Extracted data entries
☆ ☆ ☆ ☆ ☆ ☆ ☆

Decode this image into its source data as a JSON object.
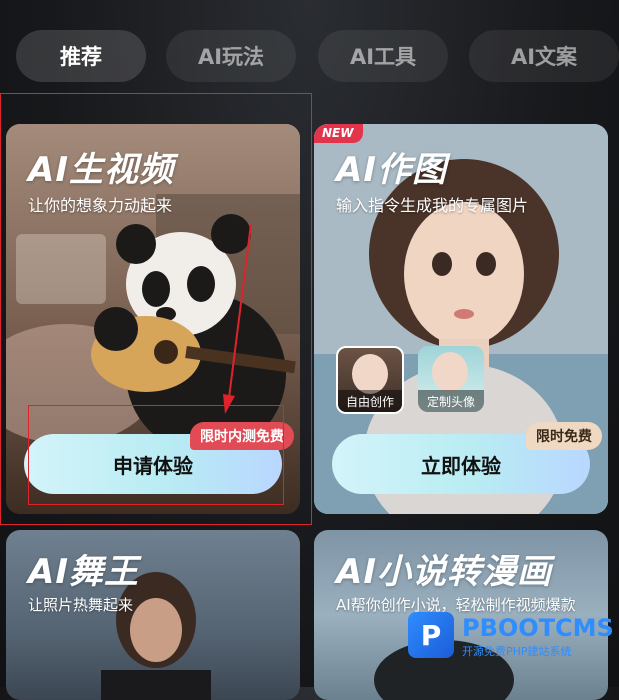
{
  "tabs": [
    {
      "label": "推荐",
      "active": true
    },
    {
      "label": "AI玩法",
      "active": false
    },
    {
      "label": "AI工具",
      "active": false
    },
    {
      "label": "AI文案",
      "active": false
    }
  ],
  "cards": {
    "video": {
      "title": "AI生视频",
      "subtitle": "让你的想象力动起来",
      "badge": "限时内测免费",
      "cta": "申请体验"
    },
    "image": {
      "new_badge": "NEW",
      "title": "AI作图",
      "subtitle": "输入指令生成我的专属图片",
      "thumbs": [
        "自由创作",
        "定制头像"
      ],
      "badge": "限时免费",
      "cta": "立即体验"
    },
    "dance": {
      "title": "AI舞王",
      "subtitle": "让照片热舞起来"
    },
    "novel": {
      "title": "AI小说转漫画",
      "subtitle": "AI帮你创作小说，轻松制作视频爆款"
    }
  },
  "watermark": {
    "name": "PBOOTCMS",
    "tagline": "开源免费PHP建站系统",
    "logo_letter": "P"
  },
  "colors": {
    "highlight": "#e0222a",
    "badge_red": "#e14b55",
    "badge_tan": "#efd9c2",
    "cta_gradient_start": "#d3f4fa",
    "cta_gradient_end": "#b9d7ff"
  }
}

☆ ☆ ☆ ☆ ☆ ☆ ☆

## EXERCISE DIRECTIONS
Copy out each record shown above without alteration, skipping any picture.

## SOLUTION TO THIS PROBLEM
Decode this image into its source data as a JSON object.
{
  "tabs": [
    {
      "label": "推荐",
      "active": true
    },
    {
      "label": "AI玩法",
      "active": false
    },
    {
      "label": "AI工具",
      "active": false
    },
    {
      "label": "AI文案",
      "active": false
    }
  ],
  "cards": {
    "video": {
      "title": "AI生视频",
      "subtitle": "让你的想象力动起来",
      "badge": "限时内测免费",
      "cta": "申请体验"
    },
    "image": {
      "new_badge": "NEW",
      "title": "AI作图",
      "subtitle": "输入指令生成我的专属图片",
      "thumbs": [
        "自由创作",
        "定制头像"
      ],
      "badge": "限时免费",
      "cta": "立即体验"
    },
    "dance": {
      "title": "AI舞王",
      "subtitle": "让照片热舞起来"
    },
    "novel": {
      "title": "AI小说转漫画",
      "subtitle": "AI帮你创作小说，轻松制作视频爆款"
    }
  },
  "watermark": {
    "name": "PBOOTCMS",
    "tagline": "开源免费PHP建站系统",
    "logo_letter": "P"
  },
  "colors": {
    "highlight": "#e0222a",
    "badge_red": "#e14b55",
    "badge_tan": "#efd9c2",
    "cta_gradient_start": "#d3f4fa",
    "cta_gradient_end": "#b9d7ff"
  }
}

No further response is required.